::: Data records :::

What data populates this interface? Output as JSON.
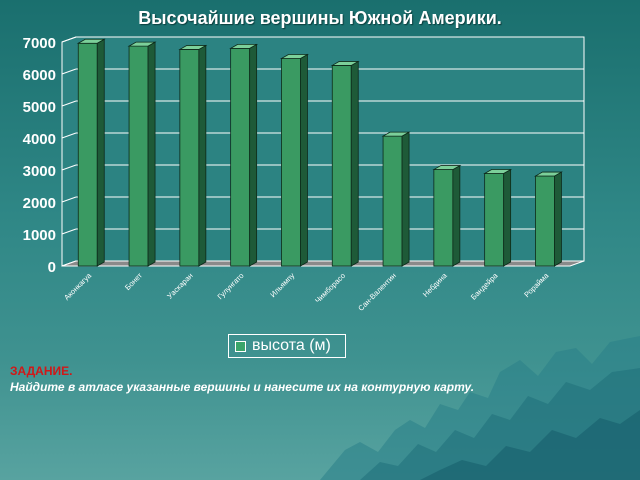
{
  "title": "Высочайшие вершины Южной Америки.",
  "legend": {
    "label": "высота (м)"
  },
  "task": {
    "heading": "ЗАДАНИЕ.",
    "text": "Найдите в атласе указанные вершины и нанесите их на контурную карту."
  },
  "colors": {
    "bar_front": "#3a9a62",
    "bar_top": "#7cd09a",
    "bar_side": "#1e5a38",
    "plot_bg": "#2c8382",
    "grid": "#ffffff",
    "task_heading": "#d01818"
  },
  "chart_data": {
    "type": "bar",
    "title": "Высочайшие вершины Южной Америки.",
    "categories": [
      "Аконкагуа",
      "Бонет",
      "Уаскаран",
      "Гулунгато",
      "Ильямпу",
      "Чимборасо",
      "Сан-Валентин",
      "Небдина",
      "Бандейра",
      "Рорайма"
    ],
    "series": [
      {
        "name": "высота (м)",
        "values": [
          6960,
          6872,
          6768,
          6800,
          6485,
          6267,
          4058,
          3014,
          2890,
          2810
        ]
      }
    ],
    "ylim": [
      0,
      7000
    ],
    "yticks": [
      0,
      1000,
      2000,
      3000,
      4000,
      5000,
      6000,
      7000
    ],
    "grid": true,
    "legend_position": "bottom"
  }
}
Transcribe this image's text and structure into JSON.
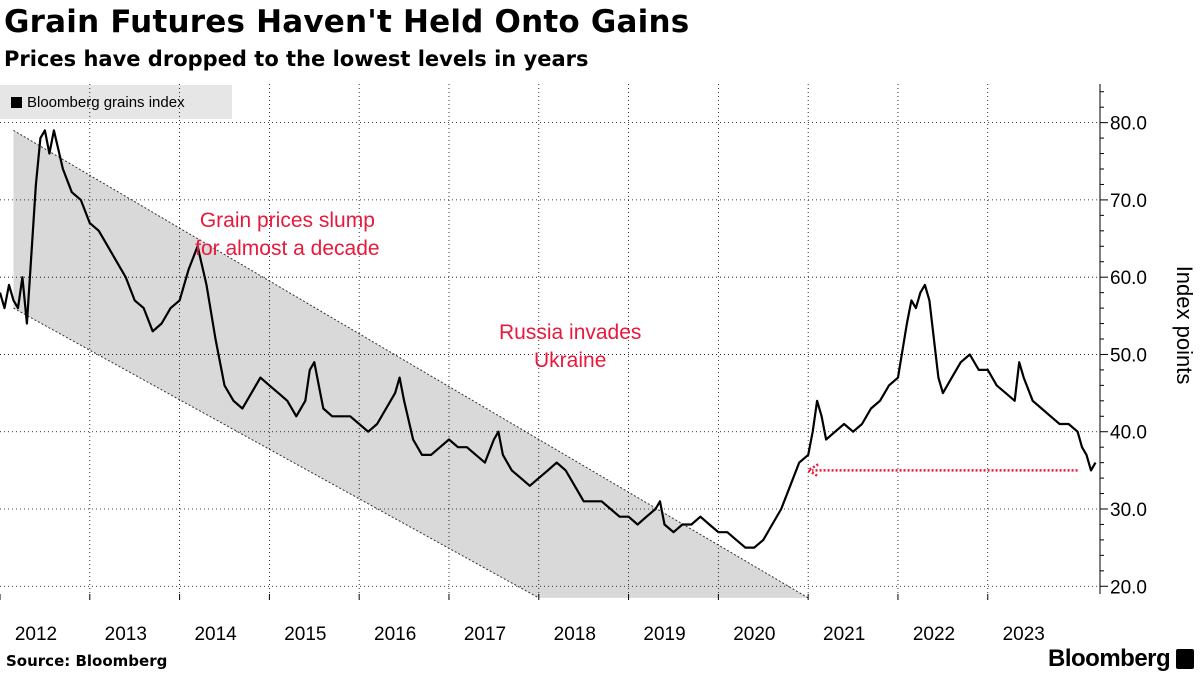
{
  "header": {
    "title": "Grain Futures Haven't Held Onto Gains",
    "subtitle": "Prices have dropped to the lowest levels in years"
  },
  "footer": {
    "source": "Source: Bloomberg",
    "brand": "Bloomberg"
  },
  "colors": {
    "line": "#000000",
    "band_fill": "#d9d9d9",
    "annotation": "#e8193c",
    "legend_bg": "#e6e6e6"
  },
  "chart_data": {
    "type": "line",
    "title": "Grain Futures Haven't Held Onto Gains",
    "subtitle": "Prices have dropped to the lowest levels in years",
    "xlabel": "",
    "ylabel": "Index points",
    "xlim": [
      2012.0,
      2024.25
    ],
    "ylim": [
      19,
      85
    ],
    "x_ticks": [
      2012,
      2013,
      2014,
      2015,
      2016,
      2017,
      2018,
      2019,
      2020,
      2021,
      2022,
      2023
    ],
    "y_ticks": [
      20.0,
      30.0,
      40.0,
      50.0,
      60.0,
      70.0,
      80.0
    ],
    "y_tick_labels": [
      "20.0",
      "30.0",
      "40.0",
      "50.0",
      "60.0",
      "70.0",
      "80.0"
    ],
    "legend": "Bloomberg grains index",
    "legend_position": "top-left",
    "series": [
      {
        "name": "Bloomberg grains index",
        "points": [
          [
            2012.0,
            58
          ],
          [
            2012.05,
            56
          ],
          [
            2012.1,
            59
          ],
          [
            2012.15,
            57
          ],
          [
            2012.2,
            56
          ],
          [
            2012.25,
            60
          ],
          [
            2012.3,
            54
          ],
          [
            2012.35,
            63
          ],
          [
            2012.4,
            72
          ],
          [
            2012.45,
            78
          ],
          [
            2012.5,
            79
          ],
          [
            2012.55,
            76
          ],
          [
            2012.6,
            79
          ],
          [
            2012.7,
            74
          ],
          [
            2012.8,
            71
          ],
          [
            2012.9,
            70
          ],
          [
            2013.0,
            67
          ],
          [
            2013.1,
            66
          ],
          [
            2013.2,
            64
          ],
          [
            2013.3,
            62
          ],
          [
            2013.4,
            60
          ],
          [
            2013.5,
            57
          ],
          [
            2013.6,
            56
          ],
          [
            2013.7,
            53
          ],
          [
            2013.8,
            54
          ],
          [
            2013.9,
            56
          ],
          [
            2014.0,
            57
          ],
          [
            2014.1,
            61
          ],
          [
            2014.2,
            64
          ],
          [
            2014.3,
            59
          ],
          [
            2014.4,
            52
          ],
          [
            2014.5,
            46
          ],
          [
            2014.6,
            44
          ],
          [
            2014.7,
            43
          ],
          [
            2014.8,
            45
          ],
          [
            2014.9,
            47
          ],
          [
            2015.0,
            46
          ],
          [
            2015.1,
            45
          ],
          [
            2015.2,
            44
          ],
          [
            2015.3,
            42
          ],
          [
            2015.4,
            44
          ],
          [
            2015.45,
            48
          ],
          [
            2015.5,
            49
          ],
          [
            2015.55,
            46
          ],
          [
            2015.6,
            43
          ],
          [
            2015.7,
            42
          ],
          [
            2015.8,
            42
          ],
          [
            2015.9,
            42
          ],
          [
            2016.0,
            41
          ],
          [
            2016.1,
            40
          ],
          [
            2016.2,
            41
          ],
          [
            2016.3,
            43
          ],
          [
            2016.4,
            45
          ],
          [
            2016.45,
            47
          ],
          [
            2016.5,
            44
          ],
          [
            2016.6,
            39
          ],
          [
            2016.7,
            37
          ],
          [
            2016.8,
            37
          ],
          [
            2016.9,
            38
          ],
          [
            2017.0,
            39
          ],
          [
            2017.1,
            38
          ],
          [
            2017.2,
            38
          ],
          [
            2017.3,
            37
          ],
          [
            2017.4,
            36
          ],
          [
            2017.5,
            39
          ],
          [
            2017.55,
            40
          ],
          [
            2017.6,
            37
          ],
          [
            2017.7,
            35
          ],
          [
            2017.8,
            34
          ],
          [
            2017.9,
            33
          ],
          [
            2018.0,
            34
          ],
          [
            2018.1,
            35
          ],
          [
            2018.2,
            36
          ],
          [
            2018.3,
            35
          ],
          [
            2018.4,
            33
          ],
          [
            2018.5,
            31
          ],
          [
            2018.6,
            31
          ],
          [
            2018.7,
            31
          ],
          [
            2018.8,
            30
          ],
          [
            2018.9,
            29
          ],
          [
            2019.0,
            29
          ],
          [
            2019.1,
            28
          ],
          [
            2019.2,
            29
          ],
          [
            2019.3,
            30
          ],
          [
            2019.35,
            31
          ],
          [
            2019.4,
            28
          ],
          [
            2019.5,
            27
          ],
          [
            2019.6,
            28
          ],
          [
            2019.7,
            28
          ],
          [
            2019.8,
            29
          ],
          [
            2019.9,
            28
          ],
          [
            2020.0,
            27
          ],
          [
            2020.1,
            27
          ],
          [
            2020.2,
            26
          ],
          [
            2020.3,
            25
          ],
          [
            2020.4,
            25
          ],
          [
            2020.5,
            26
          ],
          [
            2020.6,
            28
          ],
          [
            2020.7,
            30
          ],
          [
            2020.8,
            33
          ],
          [
            2020.9,
            36
          ],
          [
            2021.0,
            37
          ],
          [
            2021.05,
            40
          ],
          [
            2021.1,
            44
          ],
          [
            2021.15,
            42
          ],
          [
            2021.2,
            39
          ],
          [
            2021.3,
            40
          ],
          [
            2021.4,
            41
          ],
          [
            2021.5,
            40
          ],
          [
            2021.6,
            41
          ],
          [
            2021.7,
            43
          ],
          [
            2021.8,
            44
          ],
          [
            2021.9,
            46
          ],
          [
            2022.0,
            47
          ],
          [
            2022.1,
            54
          ],
          [
            2022.15,
            57
          ],
          [
            2022.2,
            56
          ],
          [
            2022.25,
            58
          ],
          [
            2022.3,
            59
          ],
          [
            2022.35,
            57
          ],
          [
            2022.4,
            52
          ],
          [
            2022.45,
            47
          ],
          [
            2022.5,
            45
          ],
          [
            2022.6,
            47
          ],
          [
            2022.7,
            49
          ],
          [
            2022.8,
            50
          ],
          [
            2022.9,
            48
          ],
          [
            2023.0,
            48
          ],
          [
            2023.1,
            46
          ],
          [
            2023.2,
            45
          ],
          [
            2023.3,
            44
          ],
          [
            2023.35,
            49
          ],
          [
            2023.4,
            47
          ],
          [
            2023.5,
            44
          ],
          [
            2023.6,
            43
          ],
          [
            2023.7,
            42
          ],
          [
            2023.8,
            41
          ],
          [
            2023.9,
            41
          ],
          [
            2024.0,
            40
          ],
          [
            2024.05,
            38
          ],
          [
            2024.1,
            37
          ],
          [
            2024.15,
            35
          ],
          [
            2024.2,
            36
          ]
        ]
      }
    ],
    "band": {
      "description": "downward trend channel",
      "upper": [
        [
          2012.15,
          79
        ],
        [
          2021.0,
          18.5
        ]
      ],
      "lower": [
        [
          2012.15,
          56
        ],
        [
          2018.0,
          18.5
        ]
      ]
    },
    "annotations": [
      {
        "text_lines": [
          "Grain prices slump",
          "for almost a decade"
        ],
        "x": 2015.2,
        "y": 66.5
      },
      {
        "text_lines": [
          "Russia invades",
          "Ukraine"
        ],
        "x": 2018.35,
        "y": 52
      }
    ],
    "arrow": {
      "from": [
        2024.0,
        35
      ],
      "to": [
        2021.0,
        35
      ],
      "style": "dotted"
    }
  }
}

:::

In the listing above, count each line that holds the string "years". Give the number only.

| Worked answer |
2